─── DATASET RECORDS
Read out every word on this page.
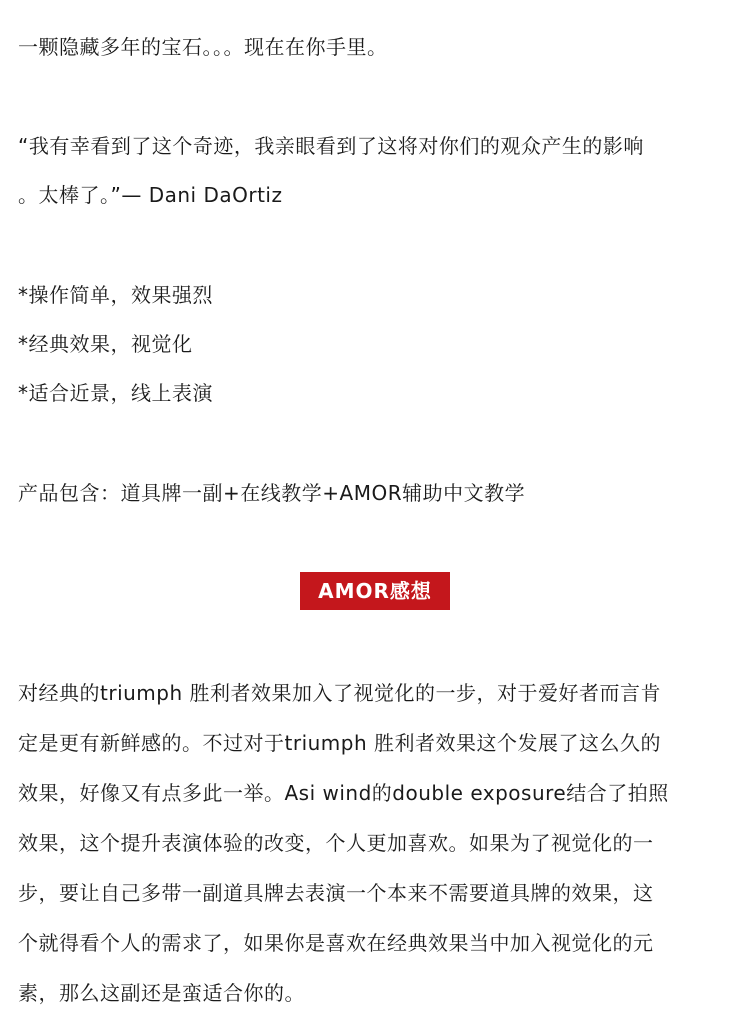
一颗隐藏多年的宝石。。。现在在你手里。
“我有幸看到了这个奇迹，我亲眼看到了这将对你们的观众产生的影响
。太棒了。”— Dani DaOrtiz
*操作简单，效果强烈
*经典效果，视觉化
*适合近景，线上表演
产品包含：道具牌一副+在线教学+AMOR辅助中文教学
AMOR感想
对经典的triumph 胜利者效果加入了视觉化的一步，对于爱好者而言肯
定是更有新鲜感的。不过对于triumph 胜利者效果这个发展了这么久的
效果，好像又有点多此一举。Asi wind的double exposure结合了拍照
效果，这个提升表演体验的改变，个人更加喜欢。如果为了视觉化的一
步，要让自己多带一副道具牌去表演一个本来不需要道具牌的效果，这
个就得看个人的需求了，如果你是喜欢在经典效果当中加入视觉化的元
素，那么这副还是蛮适合你的。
──────
Exclude the pictures and repeat every other part of the records word for word.

#### RESPONSE:
Read out every word on this page.
一颗隐藏多年的宝石。。。现在在你手里。
“我有幸看到了这个奇迹，我亲眼看到了这将对你们的观众产生的影响
。太棒了。”— Dani DaOrtiz
*操作简单，效果强烈
*经典效果，视觉化
*适合近景，线上表演
产品包含：道具牌一副+在线教学+AMOR辅助中文教学
AMOR感想
对经典的triumph 胜利者效果加入了视觉化的一步，对于爱好者而言肯
定是更有新鲜感的。不过对于triumph 胜利者效果这个发展了这么久的
效果，好像又有点多此一举。Asi wind的double exposure结合了拍照
效果，这个提升表演体验的改变，个人更加喜欢。如果为了视觉化的一
步，要让自己多带一副道具牌去表演一个本来不需要道具牌的效果，这
个就得看个人的需求了，如果你是喜欢在经典效果当中加入视觉化的元
素，那么这副还是蛮适合你的。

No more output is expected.